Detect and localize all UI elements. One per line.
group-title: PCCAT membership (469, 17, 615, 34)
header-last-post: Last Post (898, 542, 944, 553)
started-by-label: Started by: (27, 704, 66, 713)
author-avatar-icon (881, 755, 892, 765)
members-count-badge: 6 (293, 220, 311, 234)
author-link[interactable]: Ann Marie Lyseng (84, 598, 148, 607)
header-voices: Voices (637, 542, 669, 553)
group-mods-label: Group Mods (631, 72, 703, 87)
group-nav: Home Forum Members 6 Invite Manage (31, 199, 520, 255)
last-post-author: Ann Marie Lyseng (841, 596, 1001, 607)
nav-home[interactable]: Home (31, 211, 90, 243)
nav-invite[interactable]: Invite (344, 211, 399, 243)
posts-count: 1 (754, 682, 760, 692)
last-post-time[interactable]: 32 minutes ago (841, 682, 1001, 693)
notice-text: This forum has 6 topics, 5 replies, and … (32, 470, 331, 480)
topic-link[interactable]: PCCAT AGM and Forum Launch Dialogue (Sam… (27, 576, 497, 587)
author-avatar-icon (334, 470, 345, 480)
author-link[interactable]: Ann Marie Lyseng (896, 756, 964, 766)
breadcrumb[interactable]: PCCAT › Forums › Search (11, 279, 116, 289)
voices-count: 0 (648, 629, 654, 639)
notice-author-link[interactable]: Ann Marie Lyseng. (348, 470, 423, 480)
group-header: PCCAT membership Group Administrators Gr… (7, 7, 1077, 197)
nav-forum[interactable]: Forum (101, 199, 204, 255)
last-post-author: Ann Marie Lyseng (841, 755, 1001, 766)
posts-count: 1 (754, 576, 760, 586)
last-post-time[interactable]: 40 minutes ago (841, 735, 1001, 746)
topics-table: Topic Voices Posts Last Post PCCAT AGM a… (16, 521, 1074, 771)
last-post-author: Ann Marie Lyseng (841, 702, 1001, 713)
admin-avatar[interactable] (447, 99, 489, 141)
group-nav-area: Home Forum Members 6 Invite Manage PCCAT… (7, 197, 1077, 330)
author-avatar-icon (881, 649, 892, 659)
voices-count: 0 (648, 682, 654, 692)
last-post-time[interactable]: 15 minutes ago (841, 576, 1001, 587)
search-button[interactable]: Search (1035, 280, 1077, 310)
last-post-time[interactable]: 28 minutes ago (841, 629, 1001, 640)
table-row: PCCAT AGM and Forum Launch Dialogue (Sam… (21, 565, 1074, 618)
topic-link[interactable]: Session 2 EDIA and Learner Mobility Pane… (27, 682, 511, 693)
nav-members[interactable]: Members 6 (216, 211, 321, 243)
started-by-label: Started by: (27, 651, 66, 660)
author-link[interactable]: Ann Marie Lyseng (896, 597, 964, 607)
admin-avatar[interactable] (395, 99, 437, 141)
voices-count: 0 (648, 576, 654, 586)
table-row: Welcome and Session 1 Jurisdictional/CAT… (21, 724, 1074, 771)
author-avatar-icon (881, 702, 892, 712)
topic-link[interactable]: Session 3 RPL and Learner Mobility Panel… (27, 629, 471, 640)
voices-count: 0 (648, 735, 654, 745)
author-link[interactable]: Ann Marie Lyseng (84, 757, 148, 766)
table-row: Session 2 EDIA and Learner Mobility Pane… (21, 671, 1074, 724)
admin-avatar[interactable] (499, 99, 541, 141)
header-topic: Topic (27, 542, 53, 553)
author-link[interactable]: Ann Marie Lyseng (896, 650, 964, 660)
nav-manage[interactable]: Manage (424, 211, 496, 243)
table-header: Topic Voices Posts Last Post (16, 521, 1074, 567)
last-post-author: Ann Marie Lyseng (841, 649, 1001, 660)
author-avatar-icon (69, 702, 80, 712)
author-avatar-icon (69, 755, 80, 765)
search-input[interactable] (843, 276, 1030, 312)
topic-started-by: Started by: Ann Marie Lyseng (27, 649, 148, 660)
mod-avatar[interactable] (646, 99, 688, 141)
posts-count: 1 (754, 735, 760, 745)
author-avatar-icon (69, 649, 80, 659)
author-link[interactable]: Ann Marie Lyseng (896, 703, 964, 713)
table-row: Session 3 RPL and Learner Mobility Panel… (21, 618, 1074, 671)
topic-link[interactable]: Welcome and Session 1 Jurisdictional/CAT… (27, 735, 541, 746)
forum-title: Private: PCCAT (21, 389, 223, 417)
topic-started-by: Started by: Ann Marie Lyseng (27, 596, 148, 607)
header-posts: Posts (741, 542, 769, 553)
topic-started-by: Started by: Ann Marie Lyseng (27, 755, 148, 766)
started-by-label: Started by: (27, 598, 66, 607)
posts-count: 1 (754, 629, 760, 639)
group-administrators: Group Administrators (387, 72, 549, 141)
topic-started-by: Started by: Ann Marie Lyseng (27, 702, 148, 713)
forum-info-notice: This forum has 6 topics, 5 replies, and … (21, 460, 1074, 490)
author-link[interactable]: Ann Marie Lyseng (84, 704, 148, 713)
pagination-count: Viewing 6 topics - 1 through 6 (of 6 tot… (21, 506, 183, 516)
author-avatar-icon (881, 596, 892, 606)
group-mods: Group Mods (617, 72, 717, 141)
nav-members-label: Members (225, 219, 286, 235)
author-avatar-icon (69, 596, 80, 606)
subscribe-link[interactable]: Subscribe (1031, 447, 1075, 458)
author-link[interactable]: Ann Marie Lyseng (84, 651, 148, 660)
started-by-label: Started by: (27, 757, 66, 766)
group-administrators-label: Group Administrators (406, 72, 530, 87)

────

**EXERCISE GOAL**.
Reproduce all of the material above, substituting "Posted by" for each occurrence of "Started by" and leaving every other character untouched.

**EXPECTED ANSWER**.
Detect and localize all UI elements. One per line.
group-title: PCCAT membership (469, 17, 615, 34)
header-last-post: Last Post (898, 542, 944, 553)
started-by-label: Posted by: (27, 704, 66, 713)
author-avatar-icon (881, 755, 892, 765)
members-count-badge: 6 (293, 220, 311, 234)
author-link[interactable]: Ann Marie Lyseng (84, 598, 148, 607)
header-voices: Voices (637, 542, 669, 553)
group-mods-label: Group Mods (631, 72, 703, 87)
group-nav: Home Forum Members 6 Invite Manage (31, 199, 520, 255)
last-post-author: Ann Marie Lyseng (841, 596, 1001, 607)
nav-home[interactable]: Home (31, 211, 90, 243)
nav-invite[interactable]: Invite (344, 211, 399, 243)
posts-count: 1 (754, 682, 760, 692)
last-post-time[interactable]: 32 minutes ago (841, 682, 1001, 693)
notice-text: This forum has 6 topics, 5 replies, and … (32, 470, 331, 480)
topic-link[interactable]: PCCAT AGM and Forum Launch Dialogue (Sam… (27, 576, 497, 587)
author-avatar-icon (334, 470, 345, 480)
author-link[interactable]: Ann Marie Lyseng (896, 756, 964, 766)
breadcrumb[interactable]: PCCAT › Forums › Search (11, 279, 116, 289)
voices-count: 0 (648, 629, 654, 639)
notice-author-link[interactable]: Ann Marie Lyseng. (348, 470, 423, 480)
group-header: PCCAT membership Group Administrators Gr… (7, 7, 1077, 197)
nav-forum[interactable]: Forum (101, 199, 204, 255)
last-post-author: Ann Marie Lyseng (841, 755, 1001, 766)
posts-count: 1 (754, 576, 760, 586)
last-post-time[interactable]: 40 minutes ago (841, 735, 1001, 746)
topics-table: Topic Voices Posts Last Post PCCAT AGM a… (16, 521, 1074, 771)
last-post-author: Ann Marie Lyseng (841, 702, 1001, 713)
admin-avatar[interactable] (447, 99, 489, 141)
group-nav-area: Home Forum Members 6 Invite Manage PCCAT… (7, 197, 1077, 330)
author-avatar-icon (881, 649, 892, 659)
voices-count: 0 (648, 682, 654, 692)
last-post-time[interactable]: 15 minutes ago (841, 576, 1001, 587)
search-button[interactable]: Search (1035, 280, 1077, 310)
last-post-time[interactable]: 28 minutes ago (841, 629, 1001, 640)
table-row: PCCAT AGM and Forum Launch Dialogue (Sam… (21, 565, 1074, 618)
topic-link[interactable]: Session 2 EDIA and Learner Mobility Pane… (27, 682, 511, 693)
nav-members[interactable]: Members 6 (216, 211, 321, 243)
started-by-label: Posted by: (27, 651, 66, 660)
author-link[interactable]: Ann Marie Lyseng (896, 597, 964, 607)
admin-avatar[interactable] (395, 99, 437, 141)
voices-count: 0 (648, 576, 654, 586)
table-row: Welcome and Session 1 Jurisdictional/CAT… (21, 724, 1074, 771)
author-avatar-icon (881, 702, 892, 712)
topic-link[interactable]: Session 3 RPL and Learner Mobility Panel… (27, 629, 471, 640)
voices-count: 0 (648, 735, 654, 745)
author-link[interactable]: Ann Marie Lyseng (84, 757, 148, 766)
table-row: Session 2 EDIA and Learner Mobility Pane… (21, 671, 1074, 724)
admin-avatar[interactable] (499, 99, 541, 141)
header-topic: Topic (27, 542, 53, 553)
author-link[interactable]: Ann Marie Lyseng (896, 650, 964, 660)
nav-manage[interactable]: Manage (424, 211, 496, 243)
table-header: Topic Voices Posts Last Post (16, 521, 1074, 567)
last-post-author: Ann Marie Lyseng (841, 649, 1001, 660)
author-avatar-icon (69, 702, 80, 712)
author-avatar-icon (69, 755, 80, 765)
search-input[interactable] (843, 276, 1030, 312)
topic-started-by: Posted by: Ann Marie Lyseng (27, 649, 148, 660)
mod-avatar[interactable] (646, 99, 688, 141)
posts-count: 1 (754, 735, 760, 745)
author-avatar-icon (69, 649, 80, 659)
author-link[interactable]: Ann Marie Lyseng (896, 703, 964, 713)
table-row: Session 3 RPL and Learner Mobility Panel… (21, 618, 1074, 671)
topic-link[interactable]: Welcome and Session 1 Jurisdictional/CAT… (27, 735, 541, 746)
forum-title: Private: PCCAT (21, 389, 223, 417)
topic-started-by: Posted by: Ann Marie Lyseng (27, 596, 148, 607)
header-posts: Posts (741, 542, 769, 553)
topic-started-by: Posted by: Ann Marie Lyseng (27, 755, 148, 766)
started-by-label: Posted by: (27, 598, 66, 607)
posts-count: 1 (754, 629, 760, 639)
group-administrators: Group Administrators (387, 72, 549, 141)
topic-started-by: Posted by: Ann Marie Lyseng (27, 702, 148, 713)
forum-info-notice: This forum has 6 topics, 5 replies, and … (21, 460, 1074, 490)
author-link[interactable]: Ann Marie Lyseng (84, 704, 148, 713)
pagination-count: Viewing 6 topics - 1 through 6 (of 6 tot… (21, 506, 183, 516)
author-avatar-icon (881, 596, 892, 606)
group-mods: Group Mods (617, 72, 717, 141)
nav-members-label: Members (225, 219, 286, 235)
author-avatar-icon (69, 596, 80, 606)
subscribe-link[interactable]: Subscribe (1031, 447, 1075, 458)
author-link[interactable]: Ann Marie Lyseng (84, 651, 148, 660)
started-by-label: Posted by: (27, 757, 66, 766)
group-administrators-label: Group Administrators (406, 72, 530, 87)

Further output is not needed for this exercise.